**To be done**
Find the string "Show" in the records. Copy every line it appears in.

Dataset items
- - -
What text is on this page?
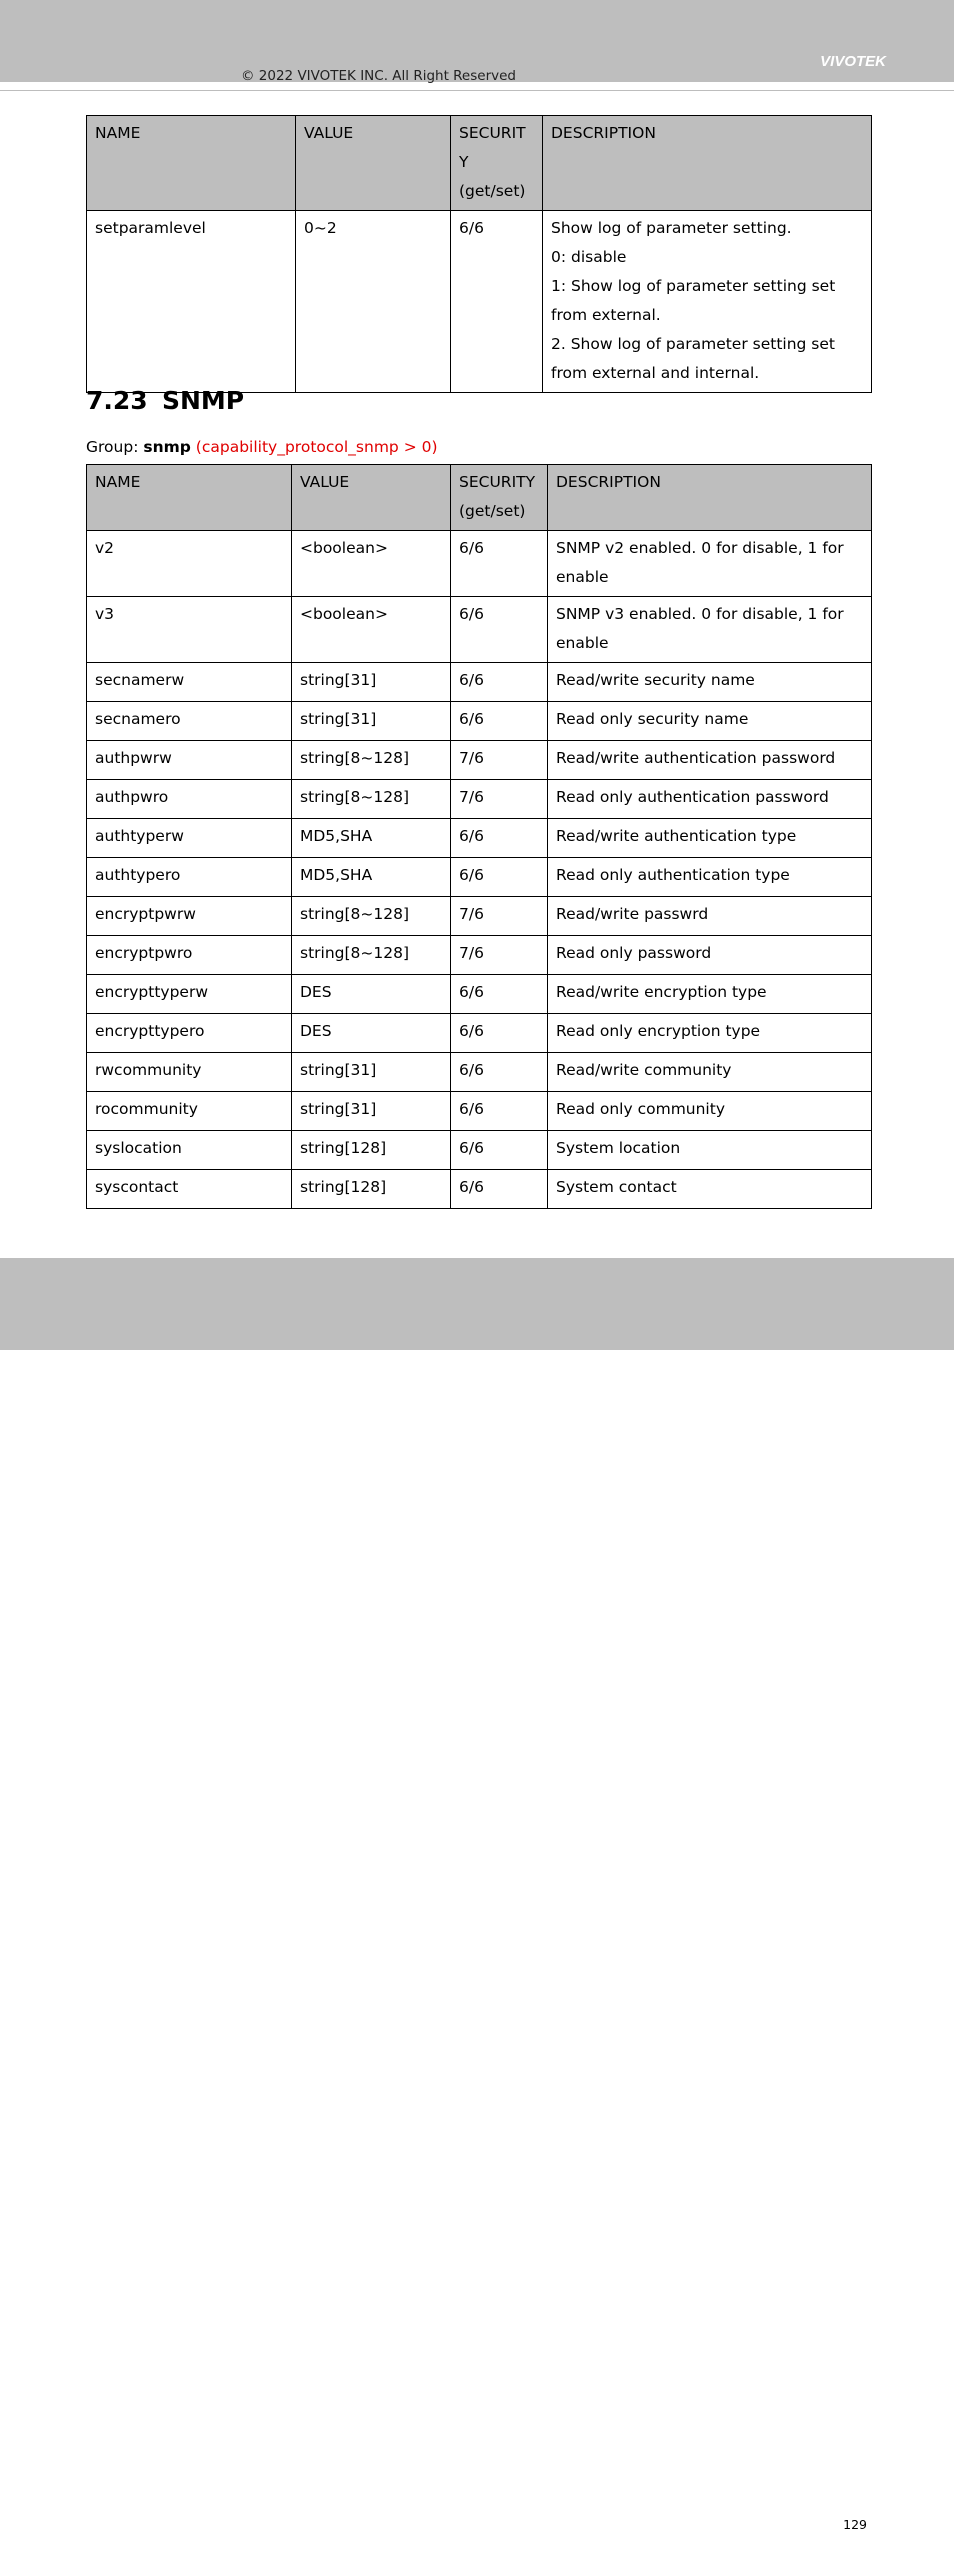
© 2022 VIVOTEK INC. All Right Reserved
VIVOTEK
NAME	VALUE	SECURITY (get/set)	DESCRIPTION
setparamlevel	0~2	6/6	Show log of parameter setting.
0: disable
1: Show log of parameter setting set from external.
2. Show log of parameter setting set from external and internal.
7.23 SNMP

Group: snmp (capability_protocol_snmp > 0)

NAME	VALUE	SECURITY (get/set)	DESCRIPTION
v2	<boolean>	6/6	SNMP v2 enabled. 0 for disable, 1 for enable
v3	<boolean>	6/6	SNMP v3 enabled. 0 for disable, 1 for enable
secnamerw	string[31]	6/6	Read/write security name
secnamero	string[31]	6/6	Read only security name
authpwrw	string[8~128]	7/6	Read/write authentication password
authpwro	string[8~128]	7/6	Read only authentication password
authtyperw	MD5,SHA	6/6	Read/write authentication type
authtypero	MD5,SHA	6/6	Read only authentication type
encryptpwrw	string[8~128]	7/6	Read/write passwrd
encryptpwro	string[8~128]	7/6	Read only password
encrypttyperw	DES	6/6	Read/write encryption type
encrypttypero	DES	6/6	Read only encryption type
rwcommunity	string[31]	6/6	Read/write community
rocommunity	string[31]	6/6	Read only community
syslocation	string[128]	6/6	System location
syscontact	string[128]	6/6	System contact
129
User's Manual - 279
- - -
**Solution for this exercise**
setparamlevel	0~2	6/6	Show log of parameter setting.
1: Show log of parameter setting set from external.
2. Show log of parameter setting set from external and internal.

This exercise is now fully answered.